**THE TASK:**
Take the entries below and print all of them exactly, please.

**DATA FOR PROCESSING:**
--- begin ---
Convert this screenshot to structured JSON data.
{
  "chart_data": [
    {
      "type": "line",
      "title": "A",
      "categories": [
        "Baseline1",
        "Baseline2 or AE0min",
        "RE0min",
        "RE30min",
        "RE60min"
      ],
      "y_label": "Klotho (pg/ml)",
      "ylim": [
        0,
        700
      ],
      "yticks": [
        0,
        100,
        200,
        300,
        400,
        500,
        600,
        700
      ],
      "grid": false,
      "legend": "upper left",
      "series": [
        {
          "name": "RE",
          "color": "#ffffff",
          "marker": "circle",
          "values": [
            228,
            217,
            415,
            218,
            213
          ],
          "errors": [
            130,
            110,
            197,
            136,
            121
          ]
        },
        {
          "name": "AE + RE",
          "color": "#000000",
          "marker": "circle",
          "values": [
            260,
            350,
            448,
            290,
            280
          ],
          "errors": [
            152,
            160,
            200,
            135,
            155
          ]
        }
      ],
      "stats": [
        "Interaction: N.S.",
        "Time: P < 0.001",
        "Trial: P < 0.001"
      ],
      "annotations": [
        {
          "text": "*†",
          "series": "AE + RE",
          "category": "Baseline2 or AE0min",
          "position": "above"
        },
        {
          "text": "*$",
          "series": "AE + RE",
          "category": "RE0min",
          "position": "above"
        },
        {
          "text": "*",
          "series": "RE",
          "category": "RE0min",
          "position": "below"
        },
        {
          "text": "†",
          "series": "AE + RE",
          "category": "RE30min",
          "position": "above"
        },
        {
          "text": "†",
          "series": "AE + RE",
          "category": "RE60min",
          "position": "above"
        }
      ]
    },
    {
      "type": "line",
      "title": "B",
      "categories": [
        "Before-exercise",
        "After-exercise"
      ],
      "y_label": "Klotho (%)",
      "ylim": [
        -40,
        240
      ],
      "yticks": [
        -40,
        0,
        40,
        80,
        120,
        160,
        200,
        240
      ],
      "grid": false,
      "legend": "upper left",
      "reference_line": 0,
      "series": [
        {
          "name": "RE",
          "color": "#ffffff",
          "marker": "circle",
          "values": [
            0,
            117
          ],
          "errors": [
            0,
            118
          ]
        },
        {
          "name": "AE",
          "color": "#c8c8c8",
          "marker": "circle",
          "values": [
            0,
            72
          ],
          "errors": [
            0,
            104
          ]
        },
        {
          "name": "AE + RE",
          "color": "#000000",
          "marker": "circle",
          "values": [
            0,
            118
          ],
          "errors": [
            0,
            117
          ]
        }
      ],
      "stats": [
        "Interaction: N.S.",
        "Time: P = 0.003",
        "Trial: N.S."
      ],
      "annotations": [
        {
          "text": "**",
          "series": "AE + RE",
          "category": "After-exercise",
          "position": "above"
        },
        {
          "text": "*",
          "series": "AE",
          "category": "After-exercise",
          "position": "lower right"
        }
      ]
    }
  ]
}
--- end ---
**EXERCISE RESPONSE:**
Convert this screenshot to structured JSON data.
{
  "chart_data": [
    {
      "type": "line",
      "title": "A",
      "categories": [
        "Baseline1",
        "Baseline2 or AE0min",
        "RE0min",
        "RE30min",
        "RE60min"
      ],
      "y_label": "Klotho (pg/ml)",
      "ylim": [
        0,
        700
      ],
      "yticks": [
        0,
        100,
        200,
        300,
        400,
        500,
        600,
        700
      ],
      "grid": false,
      "legend": "upper left",
      "series": [
        {
          "name": "RE",
          "color": "#ffffff",
          "marker": "circle",
          "values": [
            228,
            217,
            415,
            218,
            213
          ],
          "errors": [
            130,
            110,
            197,
            136,
            121
          ]
        },
        {
          "name": "AE + RE",
          "color": "#000000",
          "marker": "circle",
          "values": [
            260,
            350,
            448,
            290,
            280
          ],
          "errors": [
            152,
            160,
            200,
            135,
            155
          ]
        }
      ],
      "stats": [
        "Interaction: N.S.",
        "Time: P < 0.001",
        "Trial: P < 0.001"
      ],
      "annotations": [
        {
          "text": "*†",
          "series": "AE + RE",
          "category": "Baseline2 or AE0min",
          "position": "above"
        },
        {
          "text": "*$",
          "series": "AE + RE",
          "category": "RE0min",
          "position": "above"
        },
        {
          "text": "*",
          "series": "RE",
          "category": "RE0min",
          "position": "below"
        },
        {
          "text": "†",
          "series": "AE + RE",
          "category": "RE30min",
          "position": "above"
        },
        {
          "text": "†",
          "series": "AE + RE",
          "category": "RE60min",
          "position": "above"
        }
      ]
    },
    {
      "type": "line",
      "title": "B",
      "categories": [
        "Before-exercise",
        "After-exercise"
      ],
      "y_label": "Klotho (%)",
      "ylim": [
        -40,
        240
      ],
      "yticks": [
        -40,
        0,
        40,
        80,
        120,
        160,
        200,
        240
      ],
      "grid": false,
      "legend": "upper left",
      "reference_line": 0,
      "series": [
        {
          "name": "RE",
          "color": "#ffffff",
          "marker": "circle",
          "values": [
            0,
            117
          ],
          "errors": [
            0,
            118
          ]
        },
        {
          "name": "AE",
          "color": "#c8c8c8",
          "marker": "circle",
          "values": [
            0,
            72
          ],
          "errors": [
            0,
            104
          ]
        },
        {
          "name": "AE + RE",
          "color": "#000000",
          "marker": "circle",
          "values": [
            0,
            118
          ],
          "errors": [
            0,
            117
          ]
        }
      ],
      "stats": [
        "Interaction: N.S.",
        "Time: P = 0.003",
        "Trial: N.S."
      ],
      "annotations": [
        {
          "text": "**",
          "series": "AE + RE",
          "category": "After-exercise",
          "position": "above"
        },
        {
          "text": "*",
          "series": "AE",
          "category": "After-exercise",
          "position": "lower right"
        }
      ]
    }
  ]
}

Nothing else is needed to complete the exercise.